** BEGIN Dataset rows **
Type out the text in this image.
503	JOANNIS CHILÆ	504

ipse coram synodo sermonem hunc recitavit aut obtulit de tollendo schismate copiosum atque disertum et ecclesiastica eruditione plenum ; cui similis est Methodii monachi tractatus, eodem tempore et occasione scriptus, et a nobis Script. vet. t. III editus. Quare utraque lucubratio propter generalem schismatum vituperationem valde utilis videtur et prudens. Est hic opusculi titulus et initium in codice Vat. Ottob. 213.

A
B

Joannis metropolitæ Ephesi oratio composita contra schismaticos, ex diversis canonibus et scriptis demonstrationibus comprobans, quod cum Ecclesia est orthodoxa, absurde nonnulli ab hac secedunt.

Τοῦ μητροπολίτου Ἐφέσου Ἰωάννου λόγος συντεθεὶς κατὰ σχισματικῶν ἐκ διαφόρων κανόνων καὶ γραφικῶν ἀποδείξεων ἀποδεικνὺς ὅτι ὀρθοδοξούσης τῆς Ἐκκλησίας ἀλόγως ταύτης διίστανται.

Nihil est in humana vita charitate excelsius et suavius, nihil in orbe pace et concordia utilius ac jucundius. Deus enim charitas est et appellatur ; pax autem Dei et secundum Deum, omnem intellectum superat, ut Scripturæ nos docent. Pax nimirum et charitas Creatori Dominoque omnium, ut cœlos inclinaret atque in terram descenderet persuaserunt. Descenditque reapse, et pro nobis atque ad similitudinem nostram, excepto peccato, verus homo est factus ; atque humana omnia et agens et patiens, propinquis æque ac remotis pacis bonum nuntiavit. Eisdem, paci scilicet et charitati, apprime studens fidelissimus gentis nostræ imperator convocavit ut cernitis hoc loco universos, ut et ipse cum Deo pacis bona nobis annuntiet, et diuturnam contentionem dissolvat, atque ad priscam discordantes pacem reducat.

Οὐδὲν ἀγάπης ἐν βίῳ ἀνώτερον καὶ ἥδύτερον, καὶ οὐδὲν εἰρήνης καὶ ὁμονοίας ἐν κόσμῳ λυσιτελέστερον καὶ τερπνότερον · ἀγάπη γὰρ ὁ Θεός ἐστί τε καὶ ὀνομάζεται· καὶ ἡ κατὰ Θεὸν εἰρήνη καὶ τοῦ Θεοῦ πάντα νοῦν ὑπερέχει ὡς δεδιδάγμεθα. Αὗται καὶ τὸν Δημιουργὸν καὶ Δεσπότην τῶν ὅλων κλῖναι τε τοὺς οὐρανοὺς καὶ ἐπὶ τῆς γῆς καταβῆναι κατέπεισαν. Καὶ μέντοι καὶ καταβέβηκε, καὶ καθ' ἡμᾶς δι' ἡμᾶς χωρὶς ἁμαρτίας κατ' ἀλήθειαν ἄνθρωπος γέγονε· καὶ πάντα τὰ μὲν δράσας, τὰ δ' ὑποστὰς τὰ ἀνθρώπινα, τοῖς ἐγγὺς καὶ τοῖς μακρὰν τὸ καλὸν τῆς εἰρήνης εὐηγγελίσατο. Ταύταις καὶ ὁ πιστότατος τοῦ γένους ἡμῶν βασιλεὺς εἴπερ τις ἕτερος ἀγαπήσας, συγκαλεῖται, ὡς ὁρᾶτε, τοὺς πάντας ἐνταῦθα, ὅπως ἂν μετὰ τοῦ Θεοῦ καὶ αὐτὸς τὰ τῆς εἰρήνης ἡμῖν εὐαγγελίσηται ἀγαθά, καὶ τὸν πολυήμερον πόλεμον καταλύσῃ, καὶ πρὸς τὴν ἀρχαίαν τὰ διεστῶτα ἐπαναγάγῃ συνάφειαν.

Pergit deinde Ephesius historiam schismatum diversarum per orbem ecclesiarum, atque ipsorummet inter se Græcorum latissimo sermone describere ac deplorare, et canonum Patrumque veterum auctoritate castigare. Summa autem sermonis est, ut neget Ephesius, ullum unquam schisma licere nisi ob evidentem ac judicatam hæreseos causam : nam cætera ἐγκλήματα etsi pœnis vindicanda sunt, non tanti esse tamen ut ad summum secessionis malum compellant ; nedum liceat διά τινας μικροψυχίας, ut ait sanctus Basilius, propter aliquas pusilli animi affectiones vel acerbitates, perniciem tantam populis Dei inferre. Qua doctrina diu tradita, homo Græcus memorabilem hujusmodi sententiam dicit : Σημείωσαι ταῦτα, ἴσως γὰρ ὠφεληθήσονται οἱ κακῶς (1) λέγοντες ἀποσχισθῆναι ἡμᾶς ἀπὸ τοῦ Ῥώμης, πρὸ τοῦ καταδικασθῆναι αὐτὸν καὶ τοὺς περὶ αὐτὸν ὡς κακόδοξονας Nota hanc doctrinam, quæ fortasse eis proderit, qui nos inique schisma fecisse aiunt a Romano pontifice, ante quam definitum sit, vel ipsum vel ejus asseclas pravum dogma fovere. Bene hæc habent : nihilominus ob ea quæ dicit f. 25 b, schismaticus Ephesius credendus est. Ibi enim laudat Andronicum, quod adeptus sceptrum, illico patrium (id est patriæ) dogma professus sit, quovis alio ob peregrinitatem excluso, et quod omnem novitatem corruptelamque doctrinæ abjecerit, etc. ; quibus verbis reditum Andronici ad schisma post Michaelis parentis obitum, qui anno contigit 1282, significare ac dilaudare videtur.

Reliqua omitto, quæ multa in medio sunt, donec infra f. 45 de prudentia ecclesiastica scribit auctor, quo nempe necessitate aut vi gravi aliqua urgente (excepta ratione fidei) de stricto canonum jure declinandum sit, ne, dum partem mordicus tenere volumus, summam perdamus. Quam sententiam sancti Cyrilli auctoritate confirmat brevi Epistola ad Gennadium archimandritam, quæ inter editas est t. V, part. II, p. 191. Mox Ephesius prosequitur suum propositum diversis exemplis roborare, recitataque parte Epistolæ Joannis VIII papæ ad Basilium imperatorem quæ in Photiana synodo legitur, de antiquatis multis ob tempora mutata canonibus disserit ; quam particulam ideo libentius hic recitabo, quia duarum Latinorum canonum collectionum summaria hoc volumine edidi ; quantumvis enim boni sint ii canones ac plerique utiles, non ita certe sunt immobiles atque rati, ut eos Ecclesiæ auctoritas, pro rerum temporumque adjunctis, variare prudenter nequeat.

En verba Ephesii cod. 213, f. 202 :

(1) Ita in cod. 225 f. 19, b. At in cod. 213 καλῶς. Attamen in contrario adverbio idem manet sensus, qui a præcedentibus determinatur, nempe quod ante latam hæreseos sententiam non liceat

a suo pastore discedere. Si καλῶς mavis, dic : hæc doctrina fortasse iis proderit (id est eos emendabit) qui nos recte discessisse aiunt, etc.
** END Dataset rows **
*What is needed*. Find the word "proderit" in the entries above and gather every line that holds it.

*The response*.
Pergit deinde Ephesius historiam schismatum diversarum per orbem ecclesiarum, atque ipsorummet inter se Græcorum latissimo sermone describere ac deplorare, et canonum Patrumque veterum auctoritate castigare. Summa autem sermonis est, ut neget Ephesius, ullum unquam schisma licere nisi ob evidentem ac judicatam hæreseos causam : nam cætera ἐγκλήματα etsi pœnis vindicanda sunt, non tanti esse tamen ut ad summum secessionis malum compellant ; nedum liceat διά τινας μικροψυχίας, ut ait sanctus Basilius, propter aliquas pusilli animi affectiones vel acerbitates, perniciem tantam populis Dei inferre. Qua doctrina diu tradita, homo Græcus memorabilem hujusmodi sententiam dicit : Σημείωσαι ταῦτα, ἴσως γὰρ ὠφεληθήσονται οἱ κακῶς (1) λέγοντες ἀποσχισθῆναι ἡμᾶς ἀπὸ τοῦ Ῥώμης, πρὸ τοῦ καταδικασθῆναι αὐτὸν καὶ τοὺς περὶ αὐτὸν ὡς κακόδοξονας Nota hanc doctrinam, quæ fortasse eis proderit, qui nos inique schisma fecisse aiunt a Romano pontifice, ante quam definitum sit, vel ipsum vel ejus asseclas pravum dogma fovere. Bene hæc habent : nihilominus ob ea quæ dicit f. 25 b, schismaticus Ephesius credendus est. Ibi enim laudat Andronicum, quod adeptus sceptrum, illico patrium (id est patriæ) dogma professus sit, quovis alio ob peregrinitatem excluso, et quod omnem novitatem corruptelamque doctrinæ abjecerit, etc. ; quibus verbis reditum Andronici ad schisma post Michaelis parentis obitum, qui anno contigit 1282, significare ac dilaudare videtur.
a suo pastore discedere. Si καλῶς mavis, dic : hæc doctrina fortasse iis proderit (id est eos emendabit) qui nos recte discessisse aiunt, etc.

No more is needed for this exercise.